§ **Stored records**:
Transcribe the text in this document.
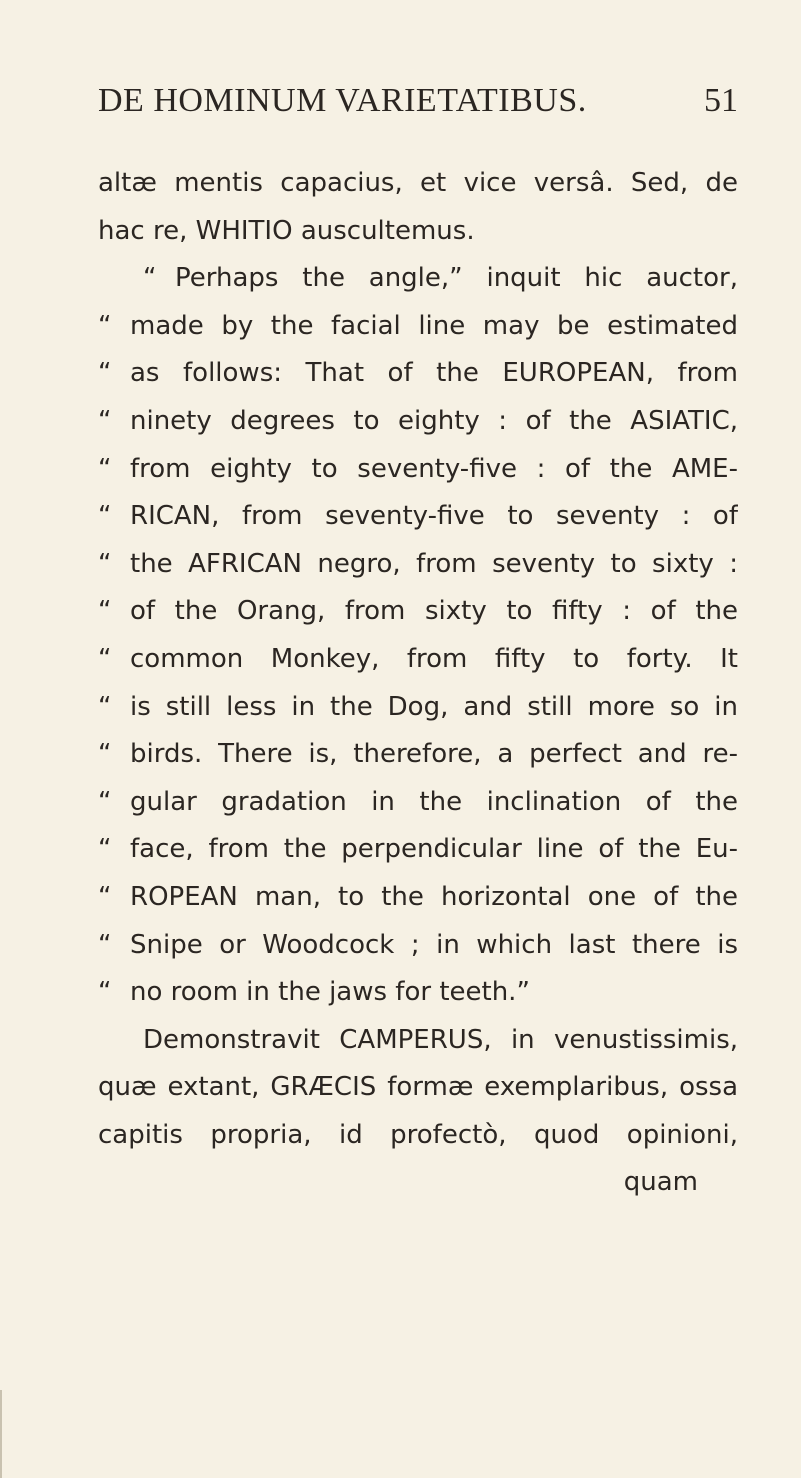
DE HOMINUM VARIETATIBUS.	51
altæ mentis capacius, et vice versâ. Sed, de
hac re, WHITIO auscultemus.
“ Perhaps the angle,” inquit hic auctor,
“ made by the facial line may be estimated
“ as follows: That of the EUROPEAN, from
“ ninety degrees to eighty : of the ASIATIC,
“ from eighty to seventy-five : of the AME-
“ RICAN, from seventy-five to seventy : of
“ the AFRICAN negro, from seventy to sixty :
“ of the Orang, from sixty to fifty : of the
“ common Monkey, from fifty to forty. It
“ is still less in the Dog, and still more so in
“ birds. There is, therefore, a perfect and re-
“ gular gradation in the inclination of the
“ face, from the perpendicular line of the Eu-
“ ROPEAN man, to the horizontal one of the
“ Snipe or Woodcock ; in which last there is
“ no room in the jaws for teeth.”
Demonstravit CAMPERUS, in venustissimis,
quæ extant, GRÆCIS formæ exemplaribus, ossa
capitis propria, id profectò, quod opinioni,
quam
---
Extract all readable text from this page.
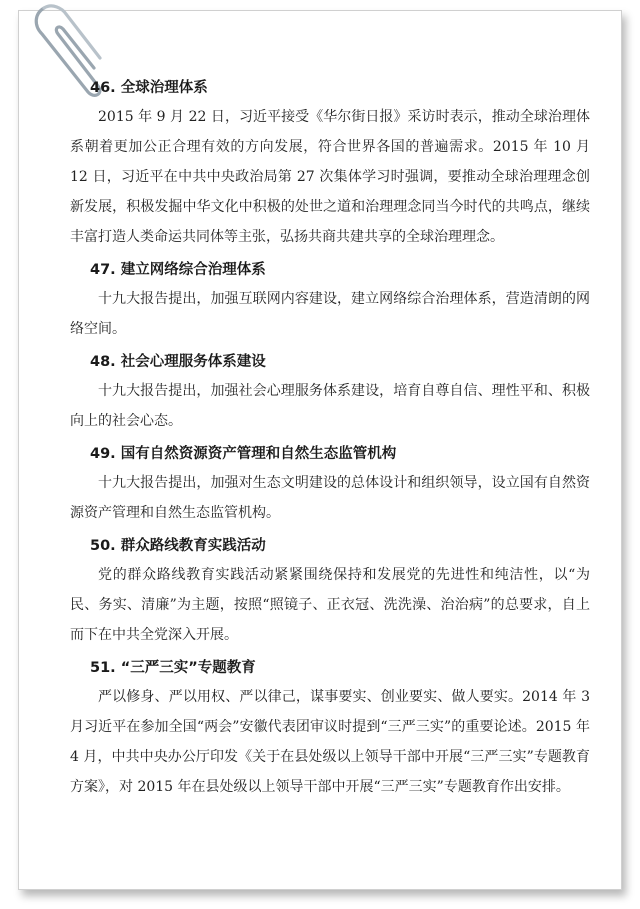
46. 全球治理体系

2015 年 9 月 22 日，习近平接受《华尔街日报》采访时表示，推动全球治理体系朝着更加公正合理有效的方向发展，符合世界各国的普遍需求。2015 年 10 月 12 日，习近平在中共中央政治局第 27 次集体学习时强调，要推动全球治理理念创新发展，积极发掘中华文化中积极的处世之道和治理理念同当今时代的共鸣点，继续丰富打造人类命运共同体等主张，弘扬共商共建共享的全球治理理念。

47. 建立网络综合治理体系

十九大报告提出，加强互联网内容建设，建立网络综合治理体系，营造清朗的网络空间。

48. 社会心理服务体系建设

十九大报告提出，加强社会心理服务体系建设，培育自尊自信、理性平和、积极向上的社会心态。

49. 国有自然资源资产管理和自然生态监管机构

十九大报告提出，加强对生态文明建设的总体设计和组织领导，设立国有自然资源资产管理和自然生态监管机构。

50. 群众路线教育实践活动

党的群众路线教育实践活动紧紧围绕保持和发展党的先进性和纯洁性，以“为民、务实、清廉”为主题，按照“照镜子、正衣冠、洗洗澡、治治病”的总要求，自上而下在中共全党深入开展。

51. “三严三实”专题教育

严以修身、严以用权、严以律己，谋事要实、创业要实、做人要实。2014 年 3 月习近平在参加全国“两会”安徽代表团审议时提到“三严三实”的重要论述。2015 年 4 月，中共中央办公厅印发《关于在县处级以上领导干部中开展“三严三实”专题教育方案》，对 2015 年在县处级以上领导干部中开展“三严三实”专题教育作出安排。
...
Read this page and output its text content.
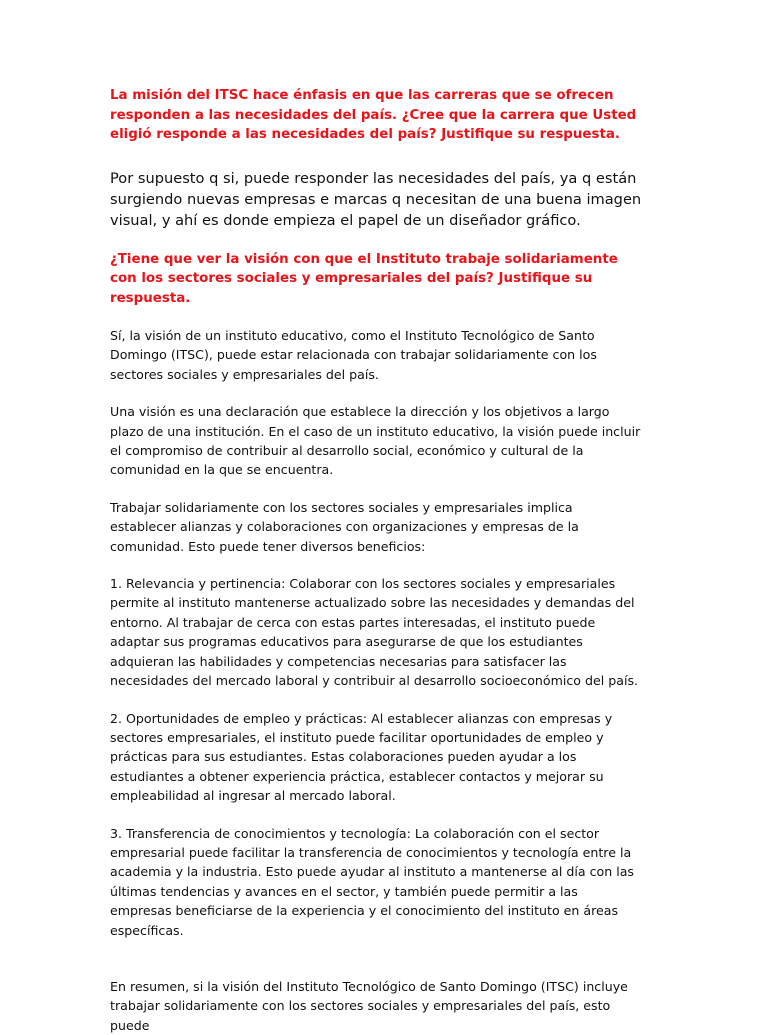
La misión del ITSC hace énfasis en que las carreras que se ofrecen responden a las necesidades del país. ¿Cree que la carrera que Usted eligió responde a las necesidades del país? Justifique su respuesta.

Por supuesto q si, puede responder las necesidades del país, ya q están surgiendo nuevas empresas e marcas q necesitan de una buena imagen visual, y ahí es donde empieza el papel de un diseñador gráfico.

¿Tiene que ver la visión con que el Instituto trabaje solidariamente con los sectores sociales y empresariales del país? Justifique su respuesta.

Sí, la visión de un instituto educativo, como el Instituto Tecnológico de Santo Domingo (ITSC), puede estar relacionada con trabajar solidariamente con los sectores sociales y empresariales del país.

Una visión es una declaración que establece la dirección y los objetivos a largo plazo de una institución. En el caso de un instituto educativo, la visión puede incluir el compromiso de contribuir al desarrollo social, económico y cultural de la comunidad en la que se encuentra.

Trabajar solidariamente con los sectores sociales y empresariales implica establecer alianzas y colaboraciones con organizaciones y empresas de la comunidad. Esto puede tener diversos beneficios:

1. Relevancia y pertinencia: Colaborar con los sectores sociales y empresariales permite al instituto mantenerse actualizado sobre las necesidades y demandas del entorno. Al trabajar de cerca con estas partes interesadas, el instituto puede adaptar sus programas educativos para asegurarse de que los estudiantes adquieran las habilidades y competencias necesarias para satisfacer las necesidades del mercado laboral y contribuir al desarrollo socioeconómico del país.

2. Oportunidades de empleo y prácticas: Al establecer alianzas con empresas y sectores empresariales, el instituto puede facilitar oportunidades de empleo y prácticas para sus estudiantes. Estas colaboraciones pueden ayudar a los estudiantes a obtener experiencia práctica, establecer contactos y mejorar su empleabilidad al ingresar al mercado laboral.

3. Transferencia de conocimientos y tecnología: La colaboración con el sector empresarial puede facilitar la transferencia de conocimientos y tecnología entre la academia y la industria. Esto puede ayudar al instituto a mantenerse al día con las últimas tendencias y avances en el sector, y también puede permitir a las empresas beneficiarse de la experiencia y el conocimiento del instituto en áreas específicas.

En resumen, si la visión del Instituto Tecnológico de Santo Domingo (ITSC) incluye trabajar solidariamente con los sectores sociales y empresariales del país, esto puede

§ **Description of the task**: Find "this". Copy every line it occurs in.

§ **Answer for the task**:
Transcribe the text in this document.
Extract all readable text from this page.
Read this page and output its text content.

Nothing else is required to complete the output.